◆ Entries taken from a collection ◆
__________________________________________________

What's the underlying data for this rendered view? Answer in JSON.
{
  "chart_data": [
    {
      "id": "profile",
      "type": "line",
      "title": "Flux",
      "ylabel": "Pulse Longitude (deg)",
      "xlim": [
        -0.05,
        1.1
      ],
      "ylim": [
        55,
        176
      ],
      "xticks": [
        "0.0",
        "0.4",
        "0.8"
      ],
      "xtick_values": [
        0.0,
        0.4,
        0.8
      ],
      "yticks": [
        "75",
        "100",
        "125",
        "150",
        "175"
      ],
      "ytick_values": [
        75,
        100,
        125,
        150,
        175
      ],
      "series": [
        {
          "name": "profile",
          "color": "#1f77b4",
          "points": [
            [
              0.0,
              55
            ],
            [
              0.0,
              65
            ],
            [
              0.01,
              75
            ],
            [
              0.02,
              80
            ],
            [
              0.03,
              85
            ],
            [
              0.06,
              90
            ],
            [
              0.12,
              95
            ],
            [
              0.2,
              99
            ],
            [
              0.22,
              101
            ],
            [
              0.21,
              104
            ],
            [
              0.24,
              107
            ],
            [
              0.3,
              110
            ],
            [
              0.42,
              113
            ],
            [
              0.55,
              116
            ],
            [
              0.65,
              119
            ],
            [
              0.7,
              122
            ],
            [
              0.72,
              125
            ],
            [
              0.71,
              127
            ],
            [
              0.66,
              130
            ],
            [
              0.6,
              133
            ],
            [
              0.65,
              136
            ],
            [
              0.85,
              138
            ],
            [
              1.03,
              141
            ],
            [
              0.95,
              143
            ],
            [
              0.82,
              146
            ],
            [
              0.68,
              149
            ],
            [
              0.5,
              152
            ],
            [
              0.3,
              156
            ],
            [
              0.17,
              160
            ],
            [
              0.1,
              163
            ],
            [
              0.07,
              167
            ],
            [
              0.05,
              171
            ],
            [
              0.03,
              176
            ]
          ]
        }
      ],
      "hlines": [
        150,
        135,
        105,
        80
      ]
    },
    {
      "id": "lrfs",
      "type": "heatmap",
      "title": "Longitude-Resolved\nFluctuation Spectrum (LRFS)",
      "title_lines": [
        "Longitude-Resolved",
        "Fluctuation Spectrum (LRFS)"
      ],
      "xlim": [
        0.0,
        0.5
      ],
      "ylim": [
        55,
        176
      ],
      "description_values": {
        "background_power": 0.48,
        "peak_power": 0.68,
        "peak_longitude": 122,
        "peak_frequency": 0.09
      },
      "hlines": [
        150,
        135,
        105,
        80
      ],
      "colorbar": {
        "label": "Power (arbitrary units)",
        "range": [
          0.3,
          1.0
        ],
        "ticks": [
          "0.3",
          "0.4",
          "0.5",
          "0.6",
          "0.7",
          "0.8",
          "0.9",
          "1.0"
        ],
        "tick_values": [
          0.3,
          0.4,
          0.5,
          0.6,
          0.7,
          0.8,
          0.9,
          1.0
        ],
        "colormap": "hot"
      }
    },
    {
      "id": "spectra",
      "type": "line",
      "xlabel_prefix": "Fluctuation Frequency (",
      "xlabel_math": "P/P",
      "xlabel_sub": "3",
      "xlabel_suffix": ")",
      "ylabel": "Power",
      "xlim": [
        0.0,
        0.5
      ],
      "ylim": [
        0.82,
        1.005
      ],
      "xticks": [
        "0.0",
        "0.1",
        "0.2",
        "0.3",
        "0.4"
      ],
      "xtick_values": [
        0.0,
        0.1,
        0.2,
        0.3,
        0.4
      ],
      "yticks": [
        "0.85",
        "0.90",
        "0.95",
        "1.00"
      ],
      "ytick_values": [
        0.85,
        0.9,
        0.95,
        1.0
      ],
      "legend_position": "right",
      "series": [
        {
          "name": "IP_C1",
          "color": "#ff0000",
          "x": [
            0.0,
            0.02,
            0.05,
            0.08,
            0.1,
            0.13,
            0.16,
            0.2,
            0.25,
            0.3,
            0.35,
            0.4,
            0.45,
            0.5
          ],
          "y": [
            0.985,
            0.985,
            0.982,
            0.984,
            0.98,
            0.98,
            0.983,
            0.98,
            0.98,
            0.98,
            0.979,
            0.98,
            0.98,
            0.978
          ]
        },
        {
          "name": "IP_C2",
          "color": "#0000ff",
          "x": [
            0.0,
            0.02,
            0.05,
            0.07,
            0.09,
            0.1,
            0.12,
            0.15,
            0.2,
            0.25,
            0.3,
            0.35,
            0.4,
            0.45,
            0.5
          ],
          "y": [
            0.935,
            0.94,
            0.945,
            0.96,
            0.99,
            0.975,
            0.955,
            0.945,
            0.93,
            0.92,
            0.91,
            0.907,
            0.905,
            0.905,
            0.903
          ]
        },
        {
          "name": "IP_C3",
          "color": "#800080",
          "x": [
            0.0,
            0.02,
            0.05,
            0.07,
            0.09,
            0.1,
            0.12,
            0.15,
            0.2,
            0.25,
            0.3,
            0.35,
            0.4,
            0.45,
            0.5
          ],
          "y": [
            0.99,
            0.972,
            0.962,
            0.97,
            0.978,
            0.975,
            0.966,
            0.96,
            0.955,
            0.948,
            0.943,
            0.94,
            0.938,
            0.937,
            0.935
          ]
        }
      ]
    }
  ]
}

__________________________________________________

◆ SHORT TASK ◆
Select all lines in the listing that include the word "Spectrum".

◆ FULL RESPONSE ◆
      "title": "Longitude-Resolved\nFluctuation Spectrum (LRFS)",
        "Fluctuation Spectrum (LRFS)"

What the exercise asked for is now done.